BEGIN

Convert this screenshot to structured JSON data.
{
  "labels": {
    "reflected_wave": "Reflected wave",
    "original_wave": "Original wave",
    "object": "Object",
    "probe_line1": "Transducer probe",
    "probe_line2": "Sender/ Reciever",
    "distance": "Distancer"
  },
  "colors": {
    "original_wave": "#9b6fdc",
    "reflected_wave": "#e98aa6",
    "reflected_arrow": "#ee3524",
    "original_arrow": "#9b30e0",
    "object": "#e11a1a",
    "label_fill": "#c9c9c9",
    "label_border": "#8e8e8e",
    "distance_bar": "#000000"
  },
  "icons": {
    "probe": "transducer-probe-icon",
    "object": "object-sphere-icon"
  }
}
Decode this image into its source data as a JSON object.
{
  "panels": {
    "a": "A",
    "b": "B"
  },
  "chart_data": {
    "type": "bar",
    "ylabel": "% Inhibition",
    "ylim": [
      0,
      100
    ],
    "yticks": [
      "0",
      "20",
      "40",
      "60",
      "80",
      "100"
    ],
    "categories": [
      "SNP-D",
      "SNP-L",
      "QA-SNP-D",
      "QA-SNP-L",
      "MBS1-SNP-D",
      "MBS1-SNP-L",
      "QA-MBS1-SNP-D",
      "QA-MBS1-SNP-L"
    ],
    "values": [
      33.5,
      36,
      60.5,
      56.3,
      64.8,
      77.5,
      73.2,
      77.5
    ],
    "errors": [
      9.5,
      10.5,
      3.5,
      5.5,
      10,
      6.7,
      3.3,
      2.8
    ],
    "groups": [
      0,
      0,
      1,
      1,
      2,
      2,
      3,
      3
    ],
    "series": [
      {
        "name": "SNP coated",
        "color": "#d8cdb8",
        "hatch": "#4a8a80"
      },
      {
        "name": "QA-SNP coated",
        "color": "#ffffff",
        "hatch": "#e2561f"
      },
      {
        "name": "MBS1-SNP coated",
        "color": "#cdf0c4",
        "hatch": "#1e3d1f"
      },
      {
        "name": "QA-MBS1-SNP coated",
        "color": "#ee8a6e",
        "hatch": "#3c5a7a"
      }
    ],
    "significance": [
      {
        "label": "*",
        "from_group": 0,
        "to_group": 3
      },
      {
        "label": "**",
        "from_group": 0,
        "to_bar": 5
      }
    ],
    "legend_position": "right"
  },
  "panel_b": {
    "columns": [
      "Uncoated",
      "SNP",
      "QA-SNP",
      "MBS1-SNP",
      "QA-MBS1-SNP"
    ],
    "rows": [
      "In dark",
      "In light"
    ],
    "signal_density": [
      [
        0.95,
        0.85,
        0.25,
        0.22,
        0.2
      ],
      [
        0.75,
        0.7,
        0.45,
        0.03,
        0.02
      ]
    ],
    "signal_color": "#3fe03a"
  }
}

END

[Exercise requirements]: Output the full listing without altering anything.

[Result for this exercise]:
Convert this screenshot to structured JSON data.
{
  "labels": {
    "reflected_wave": "Reflected wave",
    "original_wave": "Original wave",
    "object": "Object",
    "probe_line1": "Transducer probe",
    "probe_line2": "Sender/ Reciever",
    "distance": "Distancer"
  },
  "colors": {
    "original_wave": "#9b6fdc",
    "reflected_wave": "#e98aa6",
    "reflected_arrow": "#ee3524",
    "original_arrow": "#9b30e0",
    "object": "#e11a1a",
    "label_fill": "#c9c9c9",
    "label_border": "#8e8e8e",
    "distance_bar": "#000000"
  },
  "icons": {
    "probe": "transducer-probe-icon",
    "object": "object-sphere-icon"
  }
}
Decode this image into its source data as a JSON object.
{
  "panels": {
    "a": "A",
    "b": "B"
  },
  "chart_data": {
    "type": "bar",
    "ylabel": "% Inhibition",
    "ylim": [
      0,
      100
    ],
    "yticks": [
      "0",
      "20",
      "40",
      "60",
      "80",
      "100"
    ],
    "categories": [
      "SNP-D",
      "SNP-L",
      "QA-SNP-D",
      "QA-SNP-L",
      "MBS1-SNP-D",
      "MBS1-SNP-L",
      "QA-MBS1-SNP-D",
      "QA-MBS1-SNP-L"
    ],
    "values": [
      33.5,
      36,
      60.5,
      56.3,
      64.8,
      77.5,
      73.2,
      77.5
    ],
    "errors": [
      9.5,
      10.5,
      3.5,
      5.5,
      10,
      6.7,
      3.3,
      2.8
    ],
    "groups": [
      0,
      0,
      1,
      1,
      2,
      2,
      3,
      3
    ],
    "series": [
      {
        "name": "SNP coated",
        "color": "#d8cdb8",
        "hatch": "#4a8a80"
      },
      {
        "name": "QA-SNP coated",
        "color": "#ffffff",
        "hatch": "#e2561f"
      },
      {
        "name": "MBS1-SNP coated",
        "color": "#cdf0c4",
        "hatch": "#1e3d1f"
      },
      {
        "name": "QA-MBS1-SNP coated",
        "color": "#ee8a6e",
        "hatch": "#3c5a7a"
      }
    ],
    "significance": [
      {
        "label": "*",
        "from_group": 0,
        "to_group": 3
      },
      {
        "label": "**",
        "from_group": 0,
        "to_bar": 5
      }
    ],
    "legend_position": "right"
  },
  "panel_b": {
    "columns": [
      "Uncoated",
      "SNP",
      "QA-SNP",
      "MBS1-SNP",
      "QA-MBS1-SNP"
    ],
    "rows": [
      "In dark",
      "In light"
    ],
    "signal_density": [
      [
        0.95,
        0.85,
        0.25,
        0.22,
        0.2
      ],
      [
        0.75,
        0.7,
        0.45,
        0.03,
        0.02
      ]
    ],
    "signal_color": "#3fe03a"
  }
}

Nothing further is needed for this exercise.